▶ [What needs to be done]:
Give only the number of lines in these records that contain the word "Application".

▶ [Exercise material]:

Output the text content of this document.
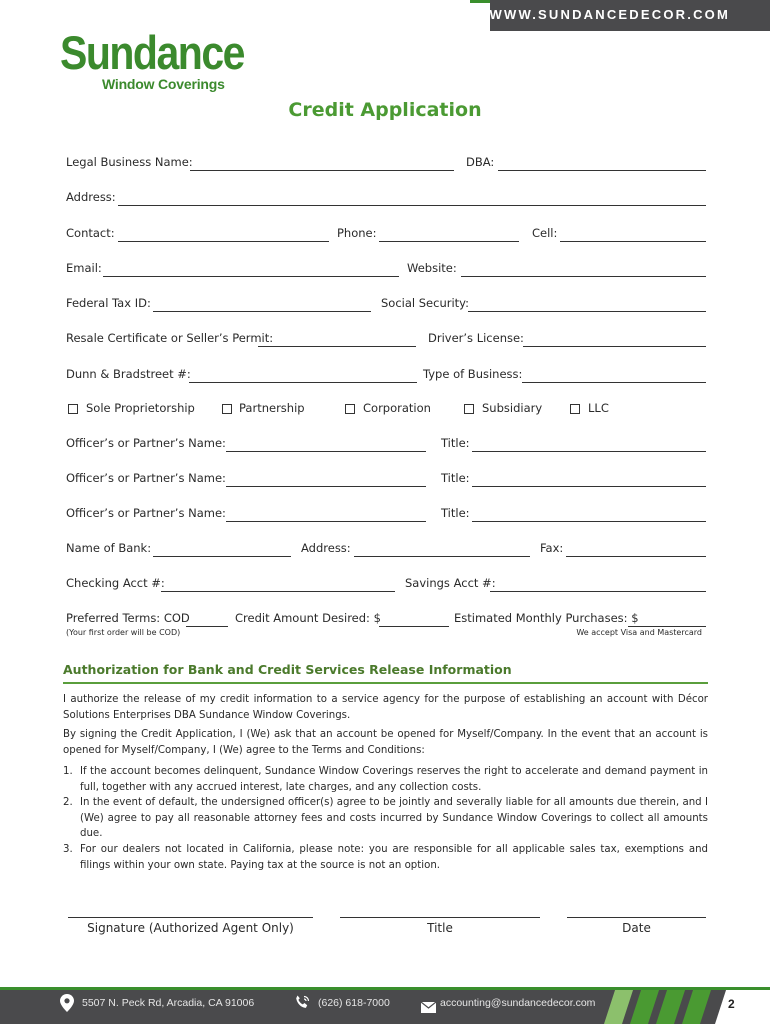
WWW.SUNDANCEDECOR.COM
Sundance
Window Coverings
Credit Application
Legal Business Name:	DBA:
Address:
Contact:	Phone:	Cell:
Email:	Website:
Federal Tax ID:	Social Security:
Resale Certificate or Seller’s Permit:	Driver’s License:
Dunn & Bradstreet #:	Type of Business:
Sole Proprietorship	Partnership	Corporation	Subsidiary	LLC
Officer’s or Partner’s Name:	Title:
Officer’s or Partner’s Name:	Title:
Officer’s or Partner’s Name:	Title:
Name of Bank:	Address:	Fax:
Checking Acct #:	Savings Acct #:
Preferred Terms: COD	Credit Amount Desired: $	Estimated Monthly Purchases: $
(Your first order will be COD)	We accept Visa and Mastercard
Authorization for Bank and Credit Services Release Information
I authorize the release of my credit information to a service agency for the purpose of establishing an account with Décor Solutions Enterprises DBA Sundance Window Coverings.
By signing the Credit Application, I (We) ask that an account be opened for Myself/Company. In the event that an account is opened for Myself/Company, I (We) agree to the Terms and Conditions:
1. If the account becomes delinquent, Sundance Window Coverings reserves the right to accelerate and demand payment in full, together with any accrued interest, late charges, and any collection costs.
2. In the event of default, the undersigned officer(s) agree to be jointly and severally liable for all amounts due therein, and I (We) agree to pay all reasonable attorney fees and costs incurred by Sundance Window Coverings to collect all amounts due.
3. For our dealers not located in California, please note: you are responsible for all applicable sales tax, exemptions and filings within your own state. Paying tax at the source is not an option.
Signature (Authorized Agent Only)	Title	Date
5507 N. Peck Rd, Arcadia, CA 91006	(626) 618-7000	accounting@sundancedecor.com	2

▶ [Written answer]:
2